Source data:
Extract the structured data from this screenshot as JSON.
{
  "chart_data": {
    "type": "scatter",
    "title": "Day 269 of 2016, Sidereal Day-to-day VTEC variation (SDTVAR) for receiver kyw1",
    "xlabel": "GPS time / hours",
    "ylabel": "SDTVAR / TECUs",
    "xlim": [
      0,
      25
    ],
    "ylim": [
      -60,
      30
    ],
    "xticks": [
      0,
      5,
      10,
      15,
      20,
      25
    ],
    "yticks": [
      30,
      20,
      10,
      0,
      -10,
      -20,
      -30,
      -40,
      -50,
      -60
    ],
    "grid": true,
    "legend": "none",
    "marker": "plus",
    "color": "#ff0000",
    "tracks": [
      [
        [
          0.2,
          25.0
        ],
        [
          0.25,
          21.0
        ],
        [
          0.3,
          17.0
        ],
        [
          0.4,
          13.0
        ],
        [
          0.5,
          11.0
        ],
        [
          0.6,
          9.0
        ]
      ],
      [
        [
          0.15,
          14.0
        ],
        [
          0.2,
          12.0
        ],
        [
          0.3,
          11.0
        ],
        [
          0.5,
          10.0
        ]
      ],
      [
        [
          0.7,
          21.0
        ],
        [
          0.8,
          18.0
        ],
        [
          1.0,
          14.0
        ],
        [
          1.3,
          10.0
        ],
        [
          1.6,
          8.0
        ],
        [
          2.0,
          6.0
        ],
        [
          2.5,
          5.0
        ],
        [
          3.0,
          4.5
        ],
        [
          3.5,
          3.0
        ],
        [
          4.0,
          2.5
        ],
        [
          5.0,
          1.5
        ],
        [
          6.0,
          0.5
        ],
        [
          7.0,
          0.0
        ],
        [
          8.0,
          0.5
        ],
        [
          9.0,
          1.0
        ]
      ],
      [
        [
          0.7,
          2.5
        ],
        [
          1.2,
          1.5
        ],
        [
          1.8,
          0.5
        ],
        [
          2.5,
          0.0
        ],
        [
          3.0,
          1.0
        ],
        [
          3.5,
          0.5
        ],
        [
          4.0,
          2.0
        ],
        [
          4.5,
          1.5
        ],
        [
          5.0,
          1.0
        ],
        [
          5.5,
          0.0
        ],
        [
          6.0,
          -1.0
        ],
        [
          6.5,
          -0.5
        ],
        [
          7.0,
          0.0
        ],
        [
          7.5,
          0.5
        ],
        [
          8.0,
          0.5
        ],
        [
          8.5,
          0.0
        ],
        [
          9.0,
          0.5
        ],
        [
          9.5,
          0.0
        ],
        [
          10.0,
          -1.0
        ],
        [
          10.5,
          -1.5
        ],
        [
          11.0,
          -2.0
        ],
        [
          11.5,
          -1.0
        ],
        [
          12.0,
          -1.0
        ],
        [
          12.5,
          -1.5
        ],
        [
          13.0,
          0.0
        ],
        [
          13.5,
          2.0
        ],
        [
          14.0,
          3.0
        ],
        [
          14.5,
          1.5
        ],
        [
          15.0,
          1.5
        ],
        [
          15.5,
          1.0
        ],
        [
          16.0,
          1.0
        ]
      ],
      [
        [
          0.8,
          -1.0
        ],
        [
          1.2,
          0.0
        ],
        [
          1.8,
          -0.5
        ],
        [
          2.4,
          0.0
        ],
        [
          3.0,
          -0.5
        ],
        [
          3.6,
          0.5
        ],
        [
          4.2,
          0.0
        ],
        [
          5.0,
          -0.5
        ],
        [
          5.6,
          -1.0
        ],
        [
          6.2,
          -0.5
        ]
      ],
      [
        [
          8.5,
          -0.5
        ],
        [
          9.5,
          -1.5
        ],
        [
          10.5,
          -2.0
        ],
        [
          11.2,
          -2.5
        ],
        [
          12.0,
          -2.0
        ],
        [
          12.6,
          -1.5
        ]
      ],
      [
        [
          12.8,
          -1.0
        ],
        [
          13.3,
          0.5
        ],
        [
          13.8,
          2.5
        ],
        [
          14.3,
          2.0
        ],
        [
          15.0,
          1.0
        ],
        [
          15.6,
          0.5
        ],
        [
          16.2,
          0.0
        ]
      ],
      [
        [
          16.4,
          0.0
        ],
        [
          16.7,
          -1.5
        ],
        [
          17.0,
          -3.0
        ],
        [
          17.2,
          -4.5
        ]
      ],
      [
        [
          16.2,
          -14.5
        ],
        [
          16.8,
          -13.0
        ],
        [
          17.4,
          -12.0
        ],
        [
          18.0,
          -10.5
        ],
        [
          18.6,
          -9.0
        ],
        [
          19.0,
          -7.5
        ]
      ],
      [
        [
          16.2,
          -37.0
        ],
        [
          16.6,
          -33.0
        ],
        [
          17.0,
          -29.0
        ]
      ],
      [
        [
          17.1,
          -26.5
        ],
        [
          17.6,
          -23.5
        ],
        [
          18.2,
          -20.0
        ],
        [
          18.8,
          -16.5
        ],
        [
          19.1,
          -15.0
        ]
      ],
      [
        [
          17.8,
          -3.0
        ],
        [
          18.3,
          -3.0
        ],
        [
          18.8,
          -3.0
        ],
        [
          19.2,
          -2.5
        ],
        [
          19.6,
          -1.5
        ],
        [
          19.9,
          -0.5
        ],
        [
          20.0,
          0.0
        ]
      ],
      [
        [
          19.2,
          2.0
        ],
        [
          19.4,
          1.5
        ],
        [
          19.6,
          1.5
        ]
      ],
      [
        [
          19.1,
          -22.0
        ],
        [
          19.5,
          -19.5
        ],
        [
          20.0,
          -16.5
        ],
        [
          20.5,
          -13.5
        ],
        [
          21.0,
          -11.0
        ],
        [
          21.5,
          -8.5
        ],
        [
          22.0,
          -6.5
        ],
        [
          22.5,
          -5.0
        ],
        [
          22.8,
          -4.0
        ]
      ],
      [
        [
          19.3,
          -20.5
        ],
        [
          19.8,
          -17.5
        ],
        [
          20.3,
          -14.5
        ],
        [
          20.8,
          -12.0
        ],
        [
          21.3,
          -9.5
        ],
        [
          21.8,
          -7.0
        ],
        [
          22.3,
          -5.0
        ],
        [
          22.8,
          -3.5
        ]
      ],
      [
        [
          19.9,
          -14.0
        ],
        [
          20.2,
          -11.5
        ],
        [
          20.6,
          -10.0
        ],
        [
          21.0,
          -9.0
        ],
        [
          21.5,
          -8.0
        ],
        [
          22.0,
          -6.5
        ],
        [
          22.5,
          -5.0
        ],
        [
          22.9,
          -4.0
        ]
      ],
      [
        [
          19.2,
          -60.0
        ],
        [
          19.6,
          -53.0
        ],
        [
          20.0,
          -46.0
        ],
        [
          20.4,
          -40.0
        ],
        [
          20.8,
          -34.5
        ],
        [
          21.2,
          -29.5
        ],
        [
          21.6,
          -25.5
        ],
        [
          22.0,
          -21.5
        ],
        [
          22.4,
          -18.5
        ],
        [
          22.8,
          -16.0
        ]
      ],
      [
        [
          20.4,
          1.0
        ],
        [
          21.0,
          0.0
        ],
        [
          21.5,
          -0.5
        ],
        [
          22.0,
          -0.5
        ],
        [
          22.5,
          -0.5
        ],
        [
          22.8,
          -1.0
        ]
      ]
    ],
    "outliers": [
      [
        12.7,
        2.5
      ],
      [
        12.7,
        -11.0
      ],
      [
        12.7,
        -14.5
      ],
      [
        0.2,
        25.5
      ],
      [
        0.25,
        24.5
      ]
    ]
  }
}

* _TASK_:
List all lines from the entries that include the word "SDTVAR".

* _PROBLEM SOLUTION_:
    "title": "Day 269 of 2016, Sidereal Day-to-day VTEC variation (SDTVAR) for receiver kyw1",
    "ylabel": "SDTVAR / TECUs",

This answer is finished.